▶ [Exercise]: Pictures are not part of the copy; repeat everything else in the records exactly.

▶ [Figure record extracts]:

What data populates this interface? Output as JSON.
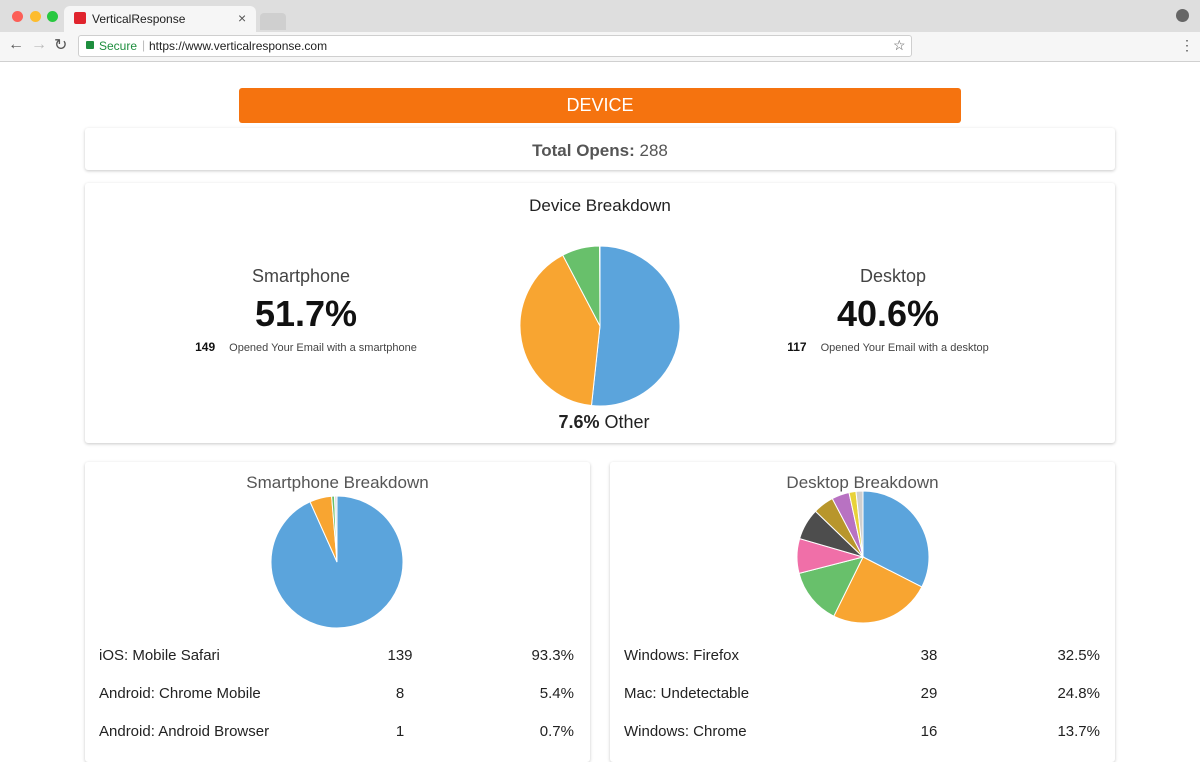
{
  "browser": {
    "tab_title": "VerticalResponse",
    "secure": "Secure",
    "url": "https://www.verticalresponse.com"
  },
  "header": "DEVICE",
  "total_opens": {
    "label": "Total Opens:",
    "value": 288
  },
  "device_breakdown": {
    "title": "Device Breakdown",
    "segments": [
      {
        "name": "Smartphone",
        "value": 51.7,
        "label": "51.7%",
        "count": 149,
        "caption": "Opened Your Email with a smartphone",
        "color": "#5ba4dc"
      },
      {
        "name": "Desktop",
        "value": 40.6,
        "label": "40.6%",
        "count": 117,
        "caption": "Opened Your Email with a desktop",
        "color": "#f8a531"
      },
      {
        "name": "Other",
        "value": 7.6,
        "label": "7.6%",
        "color": "#68c06b"
      }
    ]
  },
  "smartphone_breakdown": {
    "title": "Smartphone Breakdown",
    "rows": [
      {
        "name": "iOS: Mobile Safari",
        "count": 139,
        "value": 93.3,
        "label": "93.3%",
        "color": "#5ba4dc"
      },
      {
        "name": "Android: Chrome Mobile",
        "count": 8,
        "value": 5.4,
        "label": "5.4%",
        "color": "#f8a531"
      },
      {
        "name": "Android: Android Browser",
        "count": 1,
        "value": 0.7,
        "label": "0.7%",
        "color": "#68c06b"
      }
    ],
    "unlabeled_slices": [
      {
        "value": 0.6,
        "color": "#dddddd"
      }
    ]
  },
  "desktop_breakdown": {
    "title": "Desktop Breakdown",
    "rows": [
      {
        "name": "Windows: Firefox",
        "count": 38,
        "value": 32.5,
        "label": "32.5%",
        "color": "#5ba4dc"
      },
      {
        "name": "Mac: Undetectable",
        "count": 29,
        "value": 24.8,
        "label": "24.8%",
        "color": "#f8a531"
      },
      {
        "name": "Windows: Chrome",
        "count": 16,
        "value": 13.7,
        "label": "13.7%",
        "color": "#68c06b"
      }
    ],
    "unlabeled_slices": [
      {
        "value": 8.5,
        "color": "#f06fa8"
      },
      {
        "value": 7.7,
        "color": "#4d4d4d"
      },
      {
        "value": 5.1,
        "color": "#b8962c"
      },
      {
        "value": 4.3,
        "color": "#b872c2"
      },
      {
        "value": 1.7,
        "color": "#e8d23a"
      },
      {
        "value": 1.7,
        "color": "#cfcfcf"
      }
    ]
  }
}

▶ [Full answer]:
What data populates this interface? Output as JSON.
{
  "browser": {
    "tab_title": "VerticalResponse",
    "secure": "Secure",
    "url": "https://www.verticalresponse.com"
  },
  "header": "DEVICE",
  "total_opens": {
    "label": "Total Opens:",
    "value": 288
  },
  "device_breakdown": {
    "title": "Device Breakdown",
    "segments": [
      {
        "name": "Smartphone",
        "value": 51.7,
        "label": "51.7%",
        "count": 149,
        "caption": "Opened Your Email with a smartphone",
        "color": "#5ba4dc"
      },
      {
        "name": "Desktop",
        "value": 40.6,
        "label": "40.6%",
        "count": 117,
        "caption": "Opened Your Email with a desktop",
        "color": "#f8a531"
      },
      {
        "name": "Other",
        "value": 7.6,
        "label": "7.6%",
        "color": "#68c06b"
      }
    ]
  },
  "smartphone_breakdown": {
    "title": "Smartphone Breakdown",
    "rows": [
      {
        "name": "iOS: Mobile Safari",
        "count": 139,
        "value": 93.3,
        "label": "93.3%",
        "color": "#5ba4dc"
      },
      {
        "name": "Android: Chrome Mobile",
        "count": 8,
        "value": 5.4,
        "label": "5.4%",
        "color": "#f8a531"
      },
      {
        "name": "Android: Android Browser",
        "count": 1,
        "value": 0.7,
        "label": "0.7%",
        "color": "#68c06b"
      }
    ],
    "unlabeled_slices": [
      {
        "value": 0.6,
        "color": "#dddddd"
      }
    ]
  },
  "desktop_breakdown": {
    "title": "Desktop Breakdown",
    "rows": [
      {
        "name": "Windows: Firefox",
        "count": 38,
        "value": 32.5,
        "label": "32.5%",
        "color": "#5ba4dc"
      },
      {
        "name": "Mac: Undetectable",
        "count": 29,
        "value": 24.8,
        "label": "24.8%",
        "color": "#f8a531"
      },
      {
        "name": "Windows: Chrome",
        "count": 16,
        "value": 13.7,
        "label": "13.7%",
        "color": "#68c06b"
      }
    ],
    "unlabeled_slices": [
      {
        "value": 8.5,
        "color": "#f06fa8"
      },
      {
        "value": 7.7,
        "color": "#4d4d4d"
      },
      {
        "value": 5.1,
        "color": "#b8962c"
      },
      {
        "value": 4.3,
        "color": "#b872c2"
      },
      {
        "value": 1.7,
        "color": "#e8d23a"
      },
      {
        "value": 1.7,
        "color": "#cfcfcf"
      }
    ]
  }
}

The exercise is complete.